— Requirements —
Search the material for the string "name" and copy each line where it occurs.

— Data provided —
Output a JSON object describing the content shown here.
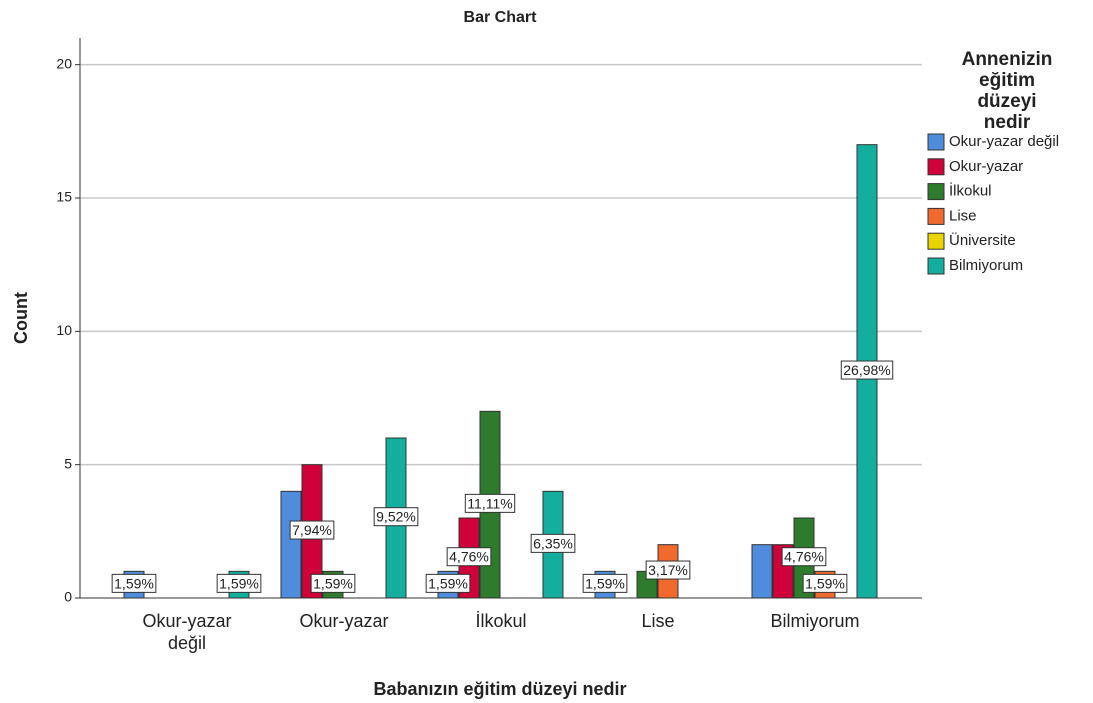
{
  "chart_data": {
    "type": "bar",
    "title": "Bar Chart",
    "x_label": "Babanızın eğitim düzeyi nedir",
    "y_label": "Count",
    "legend_title": "Annenizin eğitim düzeyi nedir",
    "categories": [
      "Okur-yazar değil",
      "Okur-yazar",
      "İlkokul",
      "Lise",
      "Bilmiyorum"
    ],
    "series": [
      {
        "name": "Okur-yazar değil",
        "color": "#4f8ddc",
        "values": [
          1,
          4,
          1,
          1,
          2
        ],
        "value_labels": [
          "1,59%",
          null,
          "1,59%",
          "1,59%",
          null
        ]
      },
      {
        "name": "Okur-yazar",
        "color": "#d0003a",
        "values": [
          0,
          5,
          3,
          0,
          2
        ],
        "value_labels": [
          null,
          "7,94%",
          "4,76%",
          null,
          null
        ]
      },
      {
        "name": "İlkokul",
        "color": "#2e7b2e",
        "values": [
          0,
          1,
          7,
          1,
          3
        ],
        "value_labels": [
          null,
          "1,59%",
          "11,11%",
          null,
          "4,76%"
        ]
      },
      {
        "name": "Lise",
        "color": "#f06a2e",
        "values": [
          0,
          0,
          0,
          2,
          1
        ],
        "value_labels": [
          null,
          null,
          null,
          "3,17%",
          "1,59%"
        ]
      },
      {
        "name": "Üniversite",
        "color": "#e8d400",
        "values": [
          0,
          0,
          0,
          0,
          0
        ],
        "value_labels": [
          null,
          null,
          null,
          null,
          null
        ]
      },
      {
        "name": "Bilmiyorum",
        "color": "#14ae9e",
        "values": [
          1,
          6,
          4,
          0,
          17
        ],
        "value_labels": [
          "1,59%",
          "9,52%",
          "6,35%",
          null,
          "26,98%"
        ]
      }
    ],
    "ylim": [
      0,
      21
    ],
    "yticks": [
      0,
      5,
      10,
      15,
      20
    ],
    "grid": true,
    "legend": "right"
  }
}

— Problem solution —
        "name": "Okur-yazar değil",
        "name": "Okur-yazar",
        "name": "İlkokul",
        "name": "Lise",
        "name": "Üniversite",
        "name": "Bilmiyorum",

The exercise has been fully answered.